══ Document text ══
Sunday, February 28, 2010
not my fault
I know I haven't posted in a while and I don't know if it is because I am too lazy, or if it is because I am not longer pretending to be anonymous. But life just really sucks some times. I know that I have things a lot better then so many people but all I want to do is crawl in a hole. I don't want to be in pain any more and it seems like just more and more things keep going wrong with my body. The worst part is that I am sick of feeling guilty for things I can't control. I know that medical bills are expensive, and I know that prescriptions cost a lot. I did not choose to have these things happen so why do I have to feel guilty for the consequences of them??? Just a little rant before bed.... I have been holding that in for a while now. we will see if letting it out helps at all.
Tuesday, November 24, 2009
Dead Inside...

So one of the side effects of depression is loss of excitement. Well this has become a problem for my hubby. He mentioned the other day about how I never get excited about things and it got me thinking... I do get excited but I am just not a flamboyant shower of my excitement. It doesn't help that I am in pain most of the time so I seem upset even though I am emotionally fine, just not excited. How do I get excited about things, and more importantly how do I show my excitement in a way that makes people believe that I am not dead inside?
═══
══ Extracted material ══
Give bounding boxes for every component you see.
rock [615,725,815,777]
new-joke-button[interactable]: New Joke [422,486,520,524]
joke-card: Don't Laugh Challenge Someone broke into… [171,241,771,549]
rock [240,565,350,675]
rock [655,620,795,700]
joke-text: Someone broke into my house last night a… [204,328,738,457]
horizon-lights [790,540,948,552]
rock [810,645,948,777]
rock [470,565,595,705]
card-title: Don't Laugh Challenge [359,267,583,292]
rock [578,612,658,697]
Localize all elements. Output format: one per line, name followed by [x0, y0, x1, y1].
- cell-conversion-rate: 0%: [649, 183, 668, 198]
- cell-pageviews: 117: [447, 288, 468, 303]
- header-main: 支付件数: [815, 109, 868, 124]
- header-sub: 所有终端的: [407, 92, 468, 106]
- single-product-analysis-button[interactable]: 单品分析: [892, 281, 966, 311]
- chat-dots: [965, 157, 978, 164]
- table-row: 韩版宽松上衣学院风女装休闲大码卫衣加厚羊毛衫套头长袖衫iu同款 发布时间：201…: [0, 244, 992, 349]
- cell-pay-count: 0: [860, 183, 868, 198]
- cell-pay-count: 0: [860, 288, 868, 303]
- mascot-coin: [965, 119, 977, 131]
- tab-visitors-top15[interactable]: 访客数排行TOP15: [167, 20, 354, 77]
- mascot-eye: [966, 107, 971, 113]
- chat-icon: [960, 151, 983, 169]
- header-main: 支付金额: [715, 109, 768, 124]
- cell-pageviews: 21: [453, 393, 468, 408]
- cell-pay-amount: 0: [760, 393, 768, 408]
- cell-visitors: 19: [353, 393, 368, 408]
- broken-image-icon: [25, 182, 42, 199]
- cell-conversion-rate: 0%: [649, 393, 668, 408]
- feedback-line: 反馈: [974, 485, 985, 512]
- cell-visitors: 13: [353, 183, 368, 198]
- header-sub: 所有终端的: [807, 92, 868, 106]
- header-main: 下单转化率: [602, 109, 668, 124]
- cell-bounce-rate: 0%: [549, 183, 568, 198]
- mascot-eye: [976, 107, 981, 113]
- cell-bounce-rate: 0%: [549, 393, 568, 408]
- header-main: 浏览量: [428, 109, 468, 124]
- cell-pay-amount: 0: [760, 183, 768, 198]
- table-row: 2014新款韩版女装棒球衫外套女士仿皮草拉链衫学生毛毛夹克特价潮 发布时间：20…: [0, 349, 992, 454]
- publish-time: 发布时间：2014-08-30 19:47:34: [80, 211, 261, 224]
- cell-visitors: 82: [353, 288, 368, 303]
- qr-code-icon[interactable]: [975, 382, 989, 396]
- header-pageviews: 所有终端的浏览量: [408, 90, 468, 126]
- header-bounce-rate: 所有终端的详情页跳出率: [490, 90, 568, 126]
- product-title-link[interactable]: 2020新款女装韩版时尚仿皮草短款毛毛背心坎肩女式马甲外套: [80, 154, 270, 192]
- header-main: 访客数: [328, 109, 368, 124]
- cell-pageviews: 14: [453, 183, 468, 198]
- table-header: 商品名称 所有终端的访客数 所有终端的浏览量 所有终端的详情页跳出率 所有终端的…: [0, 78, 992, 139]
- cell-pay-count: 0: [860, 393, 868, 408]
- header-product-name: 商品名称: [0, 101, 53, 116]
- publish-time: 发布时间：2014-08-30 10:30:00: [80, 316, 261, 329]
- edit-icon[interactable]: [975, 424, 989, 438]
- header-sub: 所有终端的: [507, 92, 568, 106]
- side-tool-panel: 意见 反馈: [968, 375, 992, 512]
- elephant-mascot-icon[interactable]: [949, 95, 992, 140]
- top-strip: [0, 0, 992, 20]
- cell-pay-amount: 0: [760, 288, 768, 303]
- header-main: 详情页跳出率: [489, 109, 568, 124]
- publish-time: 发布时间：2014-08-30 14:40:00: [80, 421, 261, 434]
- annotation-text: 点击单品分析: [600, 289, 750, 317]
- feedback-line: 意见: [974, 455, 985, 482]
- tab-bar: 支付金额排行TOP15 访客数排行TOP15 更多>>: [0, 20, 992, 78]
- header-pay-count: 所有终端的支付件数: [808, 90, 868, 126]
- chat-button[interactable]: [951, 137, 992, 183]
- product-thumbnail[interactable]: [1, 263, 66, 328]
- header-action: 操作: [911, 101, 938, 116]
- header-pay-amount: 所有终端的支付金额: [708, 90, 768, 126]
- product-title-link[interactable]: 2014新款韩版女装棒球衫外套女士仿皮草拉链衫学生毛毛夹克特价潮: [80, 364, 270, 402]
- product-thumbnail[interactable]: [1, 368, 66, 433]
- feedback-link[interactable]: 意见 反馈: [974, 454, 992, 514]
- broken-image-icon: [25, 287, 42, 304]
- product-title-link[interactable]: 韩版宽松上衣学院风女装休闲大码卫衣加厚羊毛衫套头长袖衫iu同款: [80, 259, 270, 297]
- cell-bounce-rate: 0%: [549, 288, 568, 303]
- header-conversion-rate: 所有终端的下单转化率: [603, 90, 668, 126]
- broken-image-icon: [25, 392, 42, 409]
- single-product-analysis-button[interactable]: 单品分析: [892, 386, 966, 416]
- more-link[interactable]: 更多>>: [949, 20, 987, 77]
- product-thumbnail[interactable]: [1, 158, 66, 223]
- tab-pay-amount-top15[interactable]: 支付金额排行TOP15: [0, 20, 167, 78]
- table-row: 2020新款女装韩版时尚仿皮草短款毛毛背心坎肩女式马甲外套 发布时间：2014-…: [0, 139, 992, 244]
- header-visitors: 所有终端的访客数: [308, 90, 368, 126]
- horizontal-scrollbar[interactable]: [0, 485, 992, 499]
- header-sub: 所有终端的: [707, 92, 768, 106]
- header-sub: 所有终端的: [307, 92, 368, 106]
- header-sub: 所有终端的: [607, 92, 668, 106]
═══
Exercise instructions: Rewrite the passage of the blog post starting at "Tuesday, November 24, 2009" and ending at "not dead inside?", changing "hubby" to "husband".

Response to the task:
Tuesday, November 24, 2009
Dead Inside...

So one of the side effects of depression is loss of excitement. Well this has become a problem for my husband. He mentioned the other day about how I never get excited about things and it got me thinking... I do get excited but I am just not a flamboyant shower of my excitement. It doesn't help that I am in pain most of the time so I seem upset even though I am emotionally fine, just not excited. How do I get excited about things, and more importantly how do I show my excitement in a way that makes people believe that I am not dead inside?